#### Given entries ####

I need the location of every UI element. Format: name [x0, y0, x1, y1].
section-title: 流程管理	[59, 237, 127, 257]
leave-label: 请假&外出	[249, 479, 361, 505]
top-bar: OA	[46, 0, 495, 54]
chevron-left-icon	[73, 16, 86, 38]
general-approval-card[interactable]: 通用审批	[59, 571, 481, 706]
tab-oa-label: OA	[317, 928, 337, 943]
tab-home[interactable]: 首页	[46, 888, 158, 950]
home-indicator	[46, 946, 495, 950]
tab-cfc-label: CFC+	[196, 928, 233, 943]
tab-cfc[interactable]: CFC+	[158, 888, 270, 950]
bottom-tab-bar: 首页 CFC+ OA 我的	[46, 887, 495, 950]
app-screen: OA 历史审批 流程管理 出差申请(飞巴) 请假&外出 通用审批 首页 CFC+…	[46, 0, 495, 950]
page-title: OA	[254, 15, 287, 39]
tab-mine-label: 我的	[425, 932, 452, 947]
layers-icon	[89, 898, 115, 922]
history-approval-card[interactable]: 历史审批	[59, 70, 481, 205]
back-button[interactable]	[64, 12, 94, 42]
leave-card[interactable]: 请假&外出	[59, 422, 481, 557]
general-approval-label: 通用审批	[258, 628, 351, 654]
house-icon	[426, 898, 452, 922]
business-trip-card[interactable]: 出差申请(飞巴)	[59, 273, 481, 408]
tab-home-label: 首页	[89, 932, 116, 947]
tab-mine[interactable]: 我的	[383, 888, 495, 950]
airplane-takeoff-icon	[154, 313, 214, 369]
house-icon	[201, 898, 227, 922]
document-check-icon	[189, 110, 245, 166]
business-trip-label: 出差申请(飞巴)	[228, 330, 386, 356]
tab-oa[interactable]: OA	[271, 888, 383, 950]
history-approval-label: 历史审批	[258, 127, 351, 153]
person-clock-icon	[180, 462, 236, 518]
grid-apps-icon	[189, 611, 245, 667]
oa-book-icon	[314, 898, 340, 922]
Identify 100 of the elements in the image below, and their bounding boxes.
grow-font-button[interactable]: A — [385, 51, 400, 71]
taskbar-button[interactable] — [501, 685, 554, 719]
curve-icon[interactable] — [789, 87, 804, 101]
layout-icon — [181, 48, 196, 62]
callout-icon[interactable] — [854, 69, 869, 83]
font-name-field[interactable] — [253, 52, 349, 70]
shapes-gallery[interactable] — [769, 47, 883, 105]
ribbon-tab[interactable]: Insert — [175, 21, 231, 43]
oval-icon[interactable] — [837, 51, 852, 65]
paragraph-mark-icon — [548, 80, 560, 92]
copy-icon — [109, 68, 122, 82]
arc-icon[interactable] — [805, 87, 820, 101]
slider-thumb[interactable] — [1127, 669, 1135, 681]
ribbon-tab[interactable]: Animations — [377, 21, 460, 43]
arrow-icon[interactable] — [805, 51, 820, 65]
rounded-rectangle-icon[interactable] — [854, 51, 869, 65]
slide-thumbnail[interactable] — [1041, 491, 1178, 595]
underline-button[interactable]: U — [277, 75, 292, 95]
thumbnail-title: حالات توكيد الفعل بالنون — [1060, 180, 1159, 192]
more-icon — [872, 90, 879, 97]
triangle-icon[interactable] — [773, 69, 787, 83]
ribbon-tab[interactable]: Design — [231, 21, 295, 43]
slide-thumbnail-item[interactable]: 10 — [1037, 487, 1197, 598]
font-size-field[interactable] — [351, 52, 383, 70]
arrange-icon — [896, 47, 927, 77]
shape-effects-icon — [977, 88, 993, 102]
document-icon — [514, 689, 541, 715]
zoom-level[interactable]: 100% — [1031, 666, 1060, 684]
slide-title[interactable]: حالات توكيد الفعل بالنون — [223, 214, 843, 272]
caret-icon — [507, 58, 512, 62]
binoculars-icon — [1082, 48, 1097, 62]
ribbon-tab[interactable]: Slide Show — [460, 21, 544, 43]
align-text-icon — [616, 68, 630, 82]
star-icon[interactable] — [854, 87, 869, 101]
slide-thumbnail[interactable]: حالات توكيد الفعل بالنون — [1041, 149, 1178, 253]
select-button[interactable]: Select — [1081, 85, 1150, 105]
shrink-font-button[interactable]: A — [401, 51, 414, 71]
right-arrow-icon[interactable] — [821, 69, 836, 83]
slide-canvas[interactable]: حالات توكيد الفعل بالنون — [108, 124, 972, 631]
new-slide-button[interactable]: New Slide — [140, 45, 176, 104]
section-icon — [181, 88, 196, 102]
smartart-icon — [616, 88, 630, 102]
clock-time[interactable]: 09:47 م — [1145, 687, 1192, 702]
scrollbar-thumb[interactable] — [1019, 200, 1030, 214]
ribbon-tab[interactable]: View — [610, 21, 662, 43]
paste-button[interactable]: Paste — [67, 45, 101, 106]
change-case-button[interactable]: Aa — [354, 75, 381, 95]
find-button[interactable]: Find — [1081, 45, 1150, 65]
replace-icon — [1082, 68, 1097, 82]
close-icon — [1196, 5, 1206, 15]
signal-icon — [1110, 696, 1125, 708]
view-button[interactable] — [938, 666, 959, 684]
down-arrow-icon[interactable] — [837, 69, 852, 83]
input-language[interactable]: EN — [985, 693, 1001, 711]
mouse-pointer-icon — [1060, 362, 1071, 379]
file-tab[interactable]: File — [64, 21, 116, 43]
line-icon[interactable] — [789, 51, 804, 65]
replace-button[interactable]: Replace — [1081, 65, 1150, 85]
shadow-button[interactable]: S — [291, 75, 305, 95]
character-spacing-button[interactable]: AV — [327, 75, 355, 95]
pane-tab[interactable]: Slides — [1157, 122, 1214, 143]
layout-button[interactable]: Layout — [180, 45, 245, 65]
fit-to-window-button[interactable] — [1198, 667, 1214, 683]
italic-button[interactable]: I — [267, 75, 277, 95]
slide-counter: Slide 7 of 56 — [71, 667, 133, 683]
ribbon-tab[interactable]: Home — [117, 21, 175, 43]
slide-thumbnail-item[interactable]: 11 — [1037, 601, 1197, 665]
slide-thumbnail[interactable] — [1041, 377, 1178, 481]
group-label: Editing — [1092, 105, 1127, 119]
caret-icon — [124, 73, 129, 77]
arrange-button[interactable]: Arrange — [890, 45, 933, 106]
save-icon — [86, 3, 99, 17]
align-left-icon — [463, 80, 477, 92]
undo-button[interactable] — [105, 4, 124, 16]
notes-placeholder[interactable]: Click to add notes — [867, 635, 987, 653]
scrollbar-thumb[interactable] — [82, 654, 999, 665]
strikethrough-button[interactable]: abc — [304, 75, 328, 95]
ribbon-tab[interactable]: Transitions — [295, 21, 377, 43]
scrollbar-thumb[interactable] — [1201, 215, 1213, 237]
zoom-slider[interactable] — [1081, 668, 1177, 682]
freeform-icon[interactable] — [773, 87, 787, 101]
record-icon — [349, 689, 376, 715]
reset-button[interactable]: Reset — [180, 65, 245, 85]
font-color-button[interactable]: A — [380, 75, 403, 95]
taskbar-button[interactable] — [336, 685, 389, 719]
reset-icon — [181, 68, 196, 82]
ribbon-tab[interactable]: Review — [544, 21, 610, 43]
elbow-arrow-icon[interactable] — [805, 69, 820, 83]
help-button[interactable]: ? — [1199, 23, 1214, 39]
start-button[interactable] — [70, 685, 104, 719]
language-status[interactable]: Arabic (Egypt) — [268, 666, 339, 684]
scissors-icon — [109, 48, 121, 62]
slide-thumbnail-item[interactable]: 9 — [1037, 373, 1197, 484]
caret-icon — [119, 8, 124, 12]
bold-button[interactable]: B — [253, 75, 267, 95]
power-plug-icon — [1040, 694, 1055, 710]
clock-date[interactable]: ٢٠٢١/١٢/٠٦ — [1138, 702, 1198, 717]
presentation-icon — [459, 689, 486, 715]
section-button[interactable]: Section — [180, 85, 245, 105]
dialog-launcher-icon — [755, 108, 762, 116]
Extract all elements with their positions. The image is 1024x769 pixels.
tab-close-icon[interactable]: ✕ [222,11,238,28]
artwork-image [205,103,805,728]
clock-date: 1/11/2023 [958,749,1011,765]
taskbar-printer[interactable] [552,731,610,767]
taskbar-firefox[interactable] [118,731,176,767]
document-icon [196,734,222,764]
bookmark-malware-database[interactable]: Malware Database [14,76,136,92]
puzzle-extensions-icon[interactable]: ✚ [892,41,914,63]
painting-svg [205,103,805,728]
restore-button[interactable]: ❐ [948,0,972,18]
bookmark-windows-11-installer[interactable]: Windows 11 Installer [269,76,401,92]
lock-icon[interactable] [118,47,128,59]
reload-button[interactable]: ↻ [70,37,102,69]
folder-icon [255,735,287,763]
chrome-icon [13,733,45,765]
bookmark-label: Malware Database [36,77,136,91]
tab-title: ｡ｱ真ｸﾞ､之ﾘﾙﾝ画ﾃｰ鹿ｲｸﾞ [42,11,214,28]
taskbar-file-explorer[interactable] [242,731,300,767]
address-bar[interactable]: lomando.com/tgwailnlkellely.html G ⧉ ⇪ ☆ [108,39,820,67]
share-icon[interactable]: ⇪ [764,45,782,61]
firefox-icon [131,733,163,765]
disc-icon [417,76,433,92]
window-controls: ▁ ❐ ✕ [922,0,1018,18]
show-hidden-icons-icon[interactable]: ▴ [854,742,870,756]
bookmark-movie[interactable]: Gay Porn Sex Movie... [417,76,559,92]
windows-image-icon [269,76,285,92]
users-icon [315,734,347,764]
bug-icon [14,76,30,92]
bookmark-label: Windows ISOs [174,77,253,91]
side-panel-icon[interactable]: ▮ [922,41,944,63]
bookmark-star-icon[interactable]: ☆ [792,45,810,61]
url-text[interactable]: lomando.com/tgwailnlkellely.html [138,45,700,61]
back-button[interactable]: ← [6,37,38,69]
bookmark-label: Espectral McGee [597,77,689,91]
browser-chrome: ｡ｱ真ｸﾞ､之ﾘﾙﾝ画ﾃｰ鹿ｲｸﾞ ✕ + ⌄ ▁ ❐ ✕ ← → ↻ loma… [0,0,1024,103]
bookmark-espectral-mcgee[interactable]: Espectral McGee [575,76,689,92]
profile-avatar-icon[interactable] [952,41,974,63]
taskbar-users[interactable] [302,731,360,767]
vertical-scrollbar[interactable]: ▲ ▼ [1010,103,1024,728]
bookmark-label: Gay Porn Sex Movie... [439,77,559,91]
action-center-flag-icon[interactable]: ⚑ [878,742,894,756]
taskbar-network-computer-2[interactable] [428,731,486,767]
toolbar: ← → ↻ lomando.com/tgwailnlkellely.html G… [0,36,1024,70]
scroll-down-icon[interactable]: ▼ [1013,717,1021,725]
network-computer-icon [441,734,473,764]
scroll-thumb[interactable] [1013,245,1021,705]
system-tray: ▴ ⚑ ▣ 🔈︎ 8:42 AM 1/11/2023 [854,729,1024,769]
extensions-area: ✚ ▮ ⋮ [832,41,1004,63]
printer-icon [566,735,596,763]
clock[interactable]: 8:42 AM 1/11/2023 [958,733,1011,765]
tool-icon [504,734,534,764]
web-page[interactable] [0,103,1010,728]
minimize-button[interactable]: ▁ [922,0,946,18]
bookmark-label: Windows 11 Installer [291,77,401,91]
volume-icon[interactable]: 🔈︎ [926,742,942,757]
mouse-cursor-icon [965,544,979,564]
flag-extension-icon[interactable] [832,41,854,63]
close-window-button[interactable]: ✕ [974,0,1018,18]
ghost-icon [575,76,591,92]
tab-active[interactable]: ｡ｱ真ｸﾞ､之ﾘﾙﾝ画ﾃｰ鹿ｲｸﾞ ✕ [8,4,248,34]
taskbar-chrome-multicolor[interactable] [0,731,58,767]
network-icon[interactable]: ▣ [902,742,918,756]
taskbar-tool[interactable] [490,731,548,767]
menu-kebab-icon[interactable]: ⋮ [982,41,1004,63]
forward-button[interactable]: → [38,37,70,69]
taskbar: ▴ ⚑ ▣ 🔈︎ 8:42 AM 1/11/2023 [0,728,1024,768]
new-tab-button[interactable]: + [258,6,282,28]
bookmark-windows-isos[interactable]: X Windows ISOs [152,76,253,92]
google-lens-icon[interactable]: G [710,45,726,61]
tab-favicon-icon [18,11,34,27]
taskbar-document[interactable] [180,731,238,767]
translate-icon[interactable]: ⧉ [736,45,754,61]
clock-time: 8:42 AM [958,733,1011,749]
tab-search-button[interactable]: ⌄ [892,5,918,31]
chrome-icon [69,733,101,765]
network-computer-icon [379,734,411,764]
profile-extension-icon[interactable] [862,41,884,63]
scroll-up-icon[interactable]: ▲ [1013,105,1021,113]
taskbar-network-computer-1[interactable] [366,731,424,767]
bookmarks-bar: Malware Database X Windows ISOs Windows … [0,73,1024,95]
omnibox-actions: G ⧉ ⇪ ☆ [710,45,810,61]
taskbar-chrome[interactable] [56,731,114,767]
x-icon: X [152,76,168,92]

####

■ **Your task**:
Revise the records from their first line through the line containing "462, 236, 518]", replacing "house-icon" with "home-icon" and leaving everything else unchanged.

■ **Final result**:
I need the location of every UI element. Format: name [x0, y0, x1, y1].
section-title: 流程管理	[59, 237, 127, 257]
leave-label: 请假&外出	[249, 479, 361, 505]
top-bar: OA	[46, 0, 495, 54]
chevron-left-icon	[73, 16, 86, 38]
general-approval-card[interactable]: 通用审批	[59, 571, 481, 706]
tab-oa-label: OA	[317, 928, 337, 943]
tab-home[interactable]: 首页	[46, 888, 158, 950]
home-indicator	[46, 946, 495, 950]
tab-cfc-label: CFC+	[196, 928, 233, 943]
tab-cfc[interactable]: CFC+	[158, 888, 270, 950]
bottom-tab-bar: 首页 CFC+ OA 我的	[46, 887, 495, 950]
app-screen: OA 历史审批 流程管理 出差申请(飞巴) 请假&外出 通用审批 首页 CFC+…	[46, 0, 495, 950]
page-title: OA	[254, 15, 287, 39]
tab-mine-label: 我的	[425, 932, 452, 947]
layers-icon	[89, 898, 115, 922]
history-approval-card[interactable]: 历史审批	[59, 70, 481, 205]
back-button[interactable]	[64, 12, 94, 42]
leave-card[interactable]: 请假&外出	[59, 422, 481, 557]
general-approval-label: 通用审批	[258, 628, 351, 654]
home-icon	[426, 898, 452, 922]
business-trip-card[interactable]: 出差申请(飞巴)	[59, 273, 481, 408]
tab-home-label: 首页	[89, 932, 116, 947]
tab-mine[interactable]: 我的	[383, 888, 495, 950]
airplane-takeoff-icon	[154, 313, 214, 369]
home-icon	[201, 898, 227, 922]
document-check-icon	[189, 110, 245, 166]
business-trip-label: 出差申请(飞巴)	[228, 330, 386, 356]
tab-oa[interactable]: OA	[271, 888, 383, 950]
history-approval-label: 历史审批	[258, 127, 351, 153]
person-clock-icon	[180, 462, 236, 518]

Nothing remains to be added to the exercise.